→ **Available records**
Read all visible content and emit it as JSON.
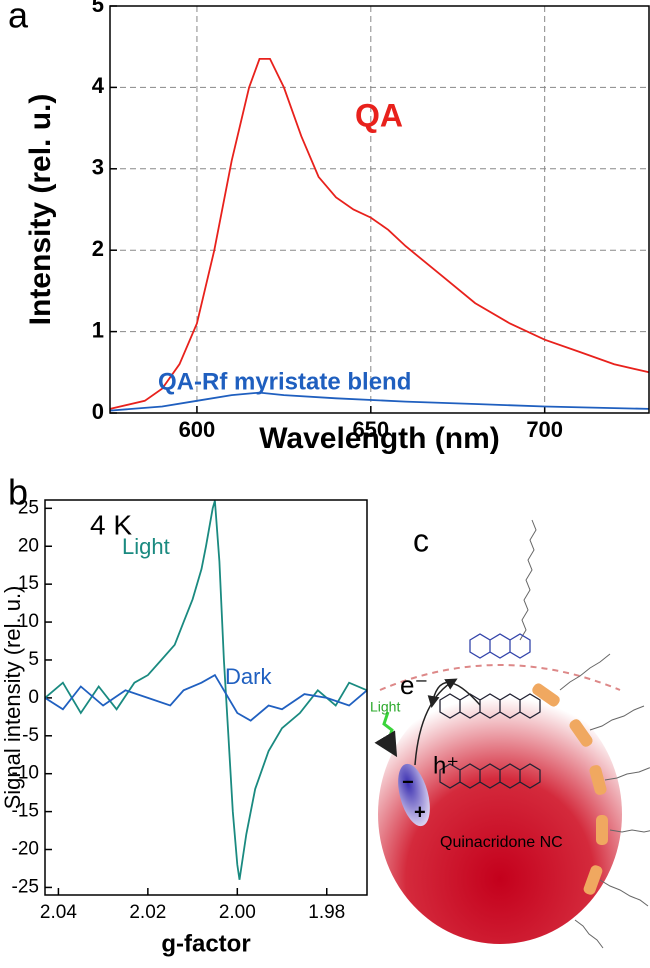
{
  "chart_data": [
    {
      "type": "line",
      "panel": "a",
      "x_label": "Wavelength (nm)",
      "y_label": "Intensity (rel. u.)",
      "xlim": [
        575,
        730
      ],
      "xticks": [
        600,
        650,
        700
      ],
      "ylim": [
        0,
        5
      ],
      "yticks": [
        0,
        1,
        2,
        3,
        4,
        5
      ],
      "grid": true,
      "series": [
        {
          "name": "QA",
          "color": "#e8211c",
          "x": [
            575,
            585,
            590,
            595,
            600,
            605,
            610,
            615,
            618,
            621,
            625,
            630,
            635,
            640,
            645,
            650,
            655,
            660,
            670,
            680,
            690,
            700,
            710,
            720,
            730
          ],
          "values": [
            0.05,
            0.15,
            0.3,
            0.6,
            1.1,
            2.0,
            3.1,
            4.0,
            4.35,
            4.35,
            4.0,
            3.4,
            2.9,
            2.65,
            2.5,
            2.4,
            2.25,
            2.05,
            1.7,
            1.35,
            1.1,
            0.9,
            0.75,
            0.6,
            0.5
          ]
        },
        {
          "name": "QA-Rf myristate blend",
          "color": "#1f5fbf",
          "x": [
            575,
            590,
            600,
            610,
            618,
            625,
            640,
            660,
            680,
            700,
            720,
            730
          ],
          "values": [
            0.03,
            0.08,
            0.15,
            0.22,
            0.25,
            0.22,
            0.18,
            0.14,
            0.11,
            0.08,
            0.06,
            0.05
          ]
        }
      ]
    },
    {
      "type": "line",
      "panel": "b",
      "annotation": "4 K",
      "x_label": "g-factor",
      "y_label": "Signal intensity  (rel. u.)",
      "xlim": [
        2.043,
        1.971
      ],
      "xticks": [
        2.04,
        2.02,
        {
          "value": 2,
          "label": "2.00"
        },
        1.98
      ],
      "ylim": [
        -26,
        26.1
      ],
      "yticks": [
        -25,
        -20,
        -15,
        -10,
        -5,
        0,
        5,
        10,
        15,
        20,
        25
      ],
      "grid": false,
      "series": [
        {
          "name": "Light",
          "color": "#1a8a80",
          "x": [
            2.043,
            2.039,
            2.035,
            2.031,
            2.027,
            2.023,
            2.02,
            2.017,
            2.014,
            2.012,
            2.01,
            2.008,
            2.007,
            2.0055,
            2.005,
            2.004,
            2.003,
            2.002,
            2.001,
            2.0,
            1.9995,
            1.998,
            1.996,
            1.993,
            1.99,
            1.986,
            1.982,
            1.978,
            1.975,
            1.971
          ],
          "values": [
            0,
            2,
            -2,
            1.5,
            -1.5,
            2,
            3,
            5,
            7,
            10,
            13,
            17,
            20,
            25,
            26,
            18,
            5,
            -5,
            -15,
            -22,
            -24,
            -18,
            -12,
            -7,
            -4,
            -2,
            1,
            -1,
            2,
            1
          ]
        },
        {
          "name": "Dark",
          "color": "#2060c0",
          "x": [
            2.043,
            2.039,
            2.035,
            2.03,
            2.025,
            2.02,
            2.015,
            2.012,
            2.008,
            2.005,
            2.003,
            2.0,
            1.997,
            1.993,
            1.99,
            1.985,
            1.98,
            1.975,
            1.971
          ],
          "values": [
            0,
            -1.5,
            1.5,
            -1,
            1,
            0,
            -1,
            1,
            2,
            3,
            1,
            -2,
            -3,
            -1,
            -1.5,
            0.5,
            0,
            -1,
            1
          ]
        }
      ]
    }
  ],
  "diagram": {
    "panel": "c",
    "electron": "e⁻",
    "hole": "h⁺",
    "light": "Light",
    "minus": "−",
    "plus": "+",
    "nc_label": "Quinacridone NC"
  }
}
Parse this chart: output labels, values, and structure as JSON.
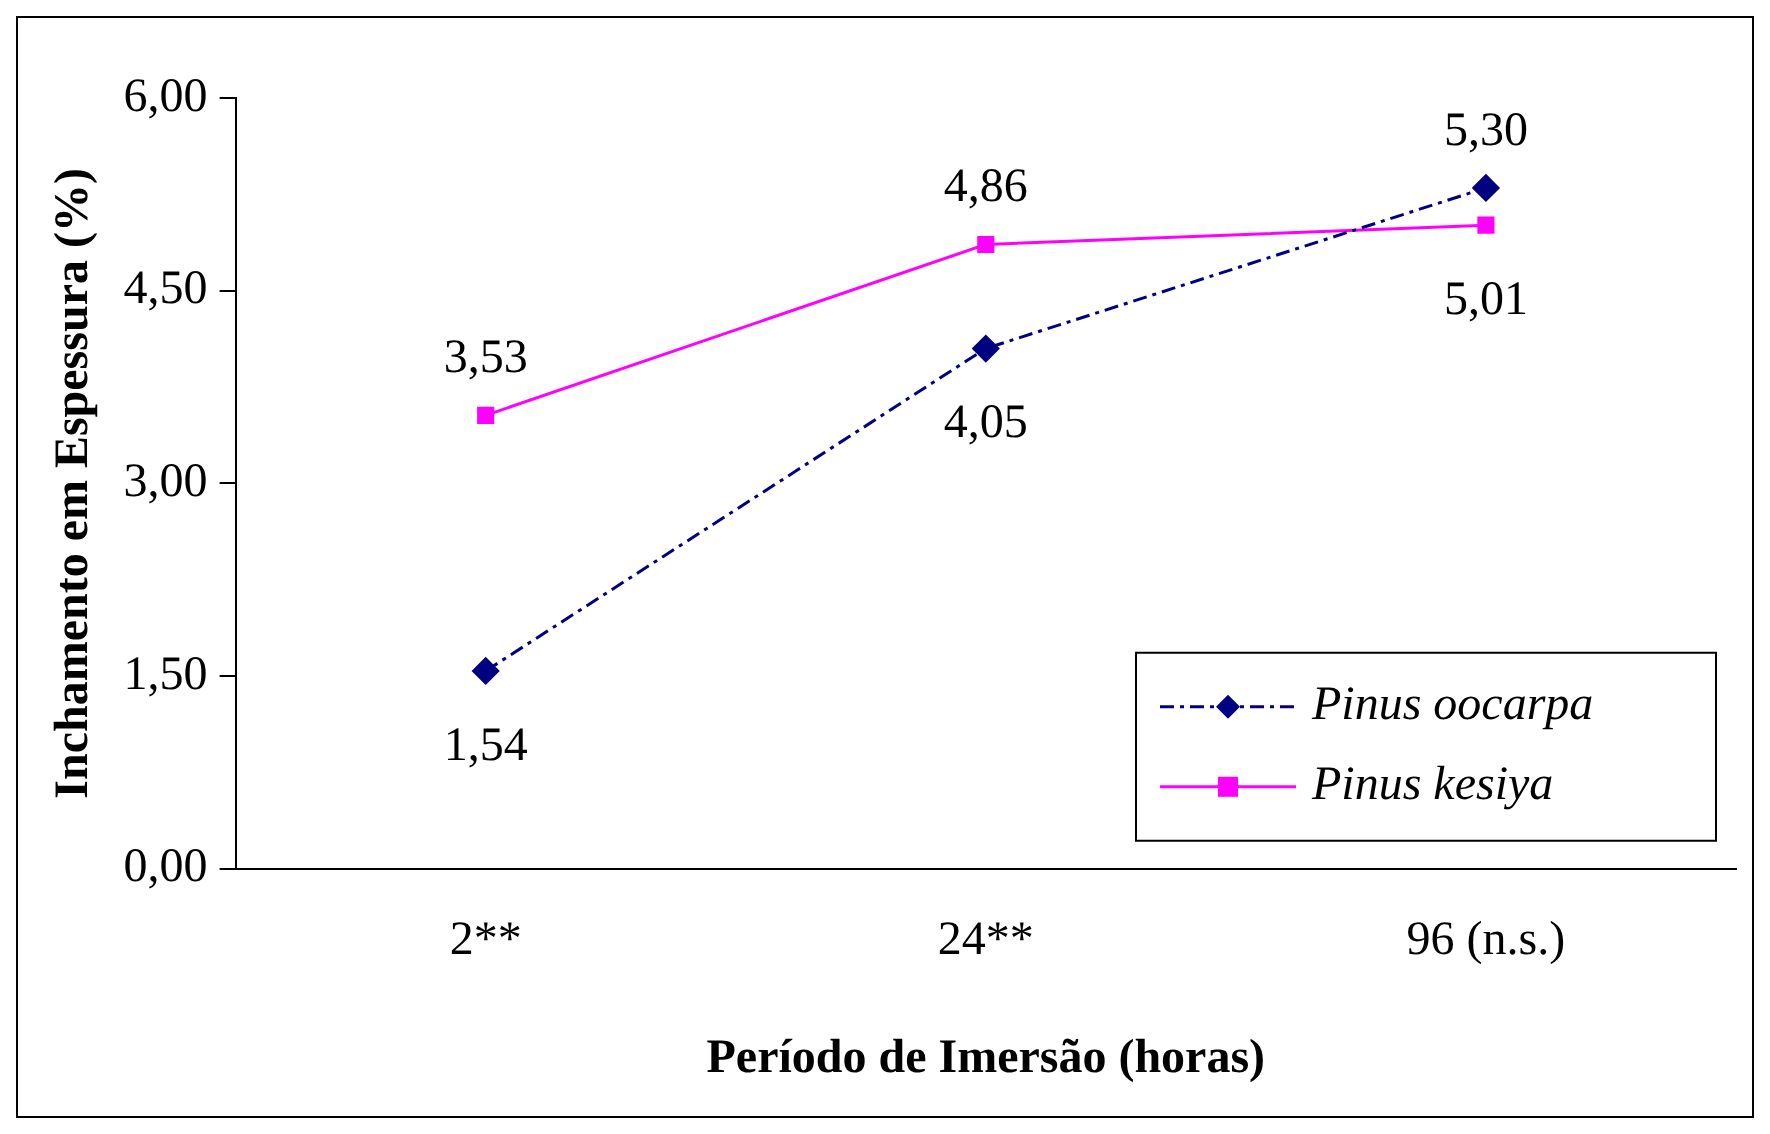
{
  "chart_data": {
    "type": "line",
    "xlabel": "Período de Imersão (horas)",
    "ylabel": "Inchamento em Espessura (%)",
    "categories": [
      "2**",
      "24**",
      "96 (n.s.)"
    ],
    "series": [
      {
        "name": "Pinus oocarpa",
        "color": "#000080",
        "values": [
          1.54,
          4.05,
          5.3
        ],
        "value_labels": [
          "1,54",
          "4,05",
          "5,30"
        ],
        "marker": "diamond",
        "line_style": "dashed"
      },
      {
        "name": "Pinus kesiya",
        "color": "#ff00ff",
        "values": [
          3.53,
          4.86,
          5.01
        ],
        "value_labels": [
          "3,53",
          "4,86",
          "5,01"
        ],
        "marker": "square",
        "line_style": "solid"
      }
    ],
    "ylim": [
      0,
      6
    ],
    "yticks": [
      {
        "value": 0,
        "label": "0,00"
      },
      {
        "value": 1.5,
        "label": "1,50"
      },
      {
        "value": 3,
        "label": "3,00"
      },
      {
        "value": 4.5,
        "label": "4,50"
      },
      {
        "value": 6,
        "label": "6,00"
      }
    ],
    "grid": false,
    "legend": "bottom right"
  }
}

→ **Goal**
Take the listing and print it again exactly, but without any pictures.

→ **Task response**
Read all visible content and emit it as JSON.
{
  "chart_data": [
    {
      "type": "line",
      "panel": "a",
      "x_label": "Wavelength (nm)",
      "y_label": "Intensity (rel. u.)",
      "xlim": [
        575,
        730
      ],
      "xticks": [
        600,
        650,
        700
      ],
      "ylim": [
        0,
        5
      ],
      "yticks": [
        0,
        1,
        2,
        3,
        4,
        5
      ],
      "grid": true,
      "series": [
        {
          "name": "QA",
          "color": "#e8211c",
          "x": [
            575,
            585,
            590,
            595,
            600,
            605,
            610,
            615,
            618,
            621,
            625,
            630,
            635,
            640,
            645,
            650,
            655,
            660,
            670,
            680,
            690,
            700,
            710,
            720,
            730
          ],
          "values": [
            0.05,
            0.15,
            0.3,
            0.6,
            1.1,
            2.0,
            3.1,
            4.0,
            4.35,
            4.35,
            4.0,
            3.4,
            2.9,
            2.65,
            2.5,
            2.4,
            2.25,
            2.05,
            1.7,
            1.35,
            1.1,
            0.9,
            0.75,
            0.6,
            0.5
          ]
        },
        {
          "name": "QA-Rf myristate blend",
          "color": "#1f5fbf",
          "x": [
            575,
            590,
            600,
            610,
            618,
            625,
            640,
            660,
            680,
            700,
            720,
            730
          ],
          "values": [
            0.03,
            0.08,
            0.15,
            0.22,
            0.25,
            0.22,
            0.18,
            0.14,
            0.11,
            0.08,
            0.06,
            0.05
          ]
        }
      ]
    },
    {
      "type": "line",
      "panel": "b",
      "annotation": "4 K",
      "x_label": "g-factor",
      "y_label": "Signal intensity  (rel. u.)",
      "xlim": [
        2.043,
        1.971
      ],
      "xticks": [
        2.04,
        2.02,
        {
          "value": 2,
          "label": "2.00"
        },
        1.98
      ],
      "ylim": [
        -26,
        26.1
      ],
      "yticks": [
        -25,
        -20,
        -15,
        -10,
        -5,
        0,
        5,
        10,
        15,
        20,
        25
      ],
      "grid": false,
      "series": [
        {
          "name": "Light",
          "color": "#1a8a80",
          "x": [
            2.043,
            2.039,
            2.035,
            2.031,
            2.027,
            2.023,
            2.02,
            2.017,
            2.014,
            2.012,
            2.01,
            2.008,
            2.007,
            2.0055,
            2.005,
            2.004,
            2.003,
            2.002,
            2.001,
            2.0,
            1.9995,
            1.998,
            1.996,
            1.993,
            1.99,
            1.986,
            1.982,
            1.978,
            1.975,
            1.971
          ],
          "values": [
            0,
            2,
            -2,
            1.5,
            -1.5,
            2,
            3,
            5,
            7,
            10,
            13,
            17,
            20,
            25,
            26,
            18,
            5,
            -5,
            -15,
            -22,
            -24,
            -18,
            -12,
            -7,
            -4,
            -2,
            1,
            -1,
            2,
            1
          ]
        },
        {
          "name": "Dark",
          "color": "#2060c0",
          "x": [
            2.043,
            2.039,
            2.035,
            2.03,
            2.025,
            2.02,
            2.015,
            2.012,
            2.008,
            2.005,
            2.003,
            2.0,
            1.997,
            1.993,
            1.99,
            1.985,
            1.98,
            1.975,
            1.971
          ],
          "values": [
            0,
            -1.5,
            1.5,
            -1,
            1,
            0,
            -1,
            1,
            2,
            3,
            1,
            -2,
            -3,
            -1,
            -1.5,
            0.5,
            0,
            -1,
            1
          ]
        }
      ]
    }
  ],
  "diagram": {
    "panel": "c",
    "electron": "e⁻",
    "hole": "h⁺",
    "light": "Light",
    "minus": "−",
    "plus": "+",
    "nc_label": "Quinacridone NC"
  }
}
Parse this chart: output labels, values, and structure as JSON.
{
  "chart_data": {
    "type": "line",
    "xlabel": "Período de Imersão (horas)",
    "ylabel": "Inchamento em Espessura (%)",
    "categories": [
      "2**",
      "24**",
      "96 (n.s.)"
    ],
    "series": [
      {
        "name": "Pinus oocarpa",
        "color": "#000080",
        "values": [
          1.54,
          4.05,
          5.3
        ],
        "value_labels": [
          "1,54",
          "4,05",
          "5,30"
        ],
        "marker": "diamond",
        "line_style": "dashed"
      },
      {
        "name": "Pinus kesiya",
        "color": "#ff00ff",
        "values": [
          3.53,
          4.86,
          5.01
        ],
        "value_labels": [
          "3,53",
          "4,86",
          "5,01"
        ],
        "marker": "square",
        "line_style": "solid"
      }
    ],
    "ylim": [
      0,
      6
    ],
    "yticks": [
      {
        "value": 0,
        "label": "0,00"
      },
      {
        "value": 1.5,
        "label": "1,50"
      },
      {
        "value": 3,
        "label": "3,00"
      },
      {
        "value": 4.5,
        "label": "4,50"
      },
      {
        "value": 6,
        "label": "6,00"
      }
    ],
    "grid": false,
    "legend": "bottom right"
  }
}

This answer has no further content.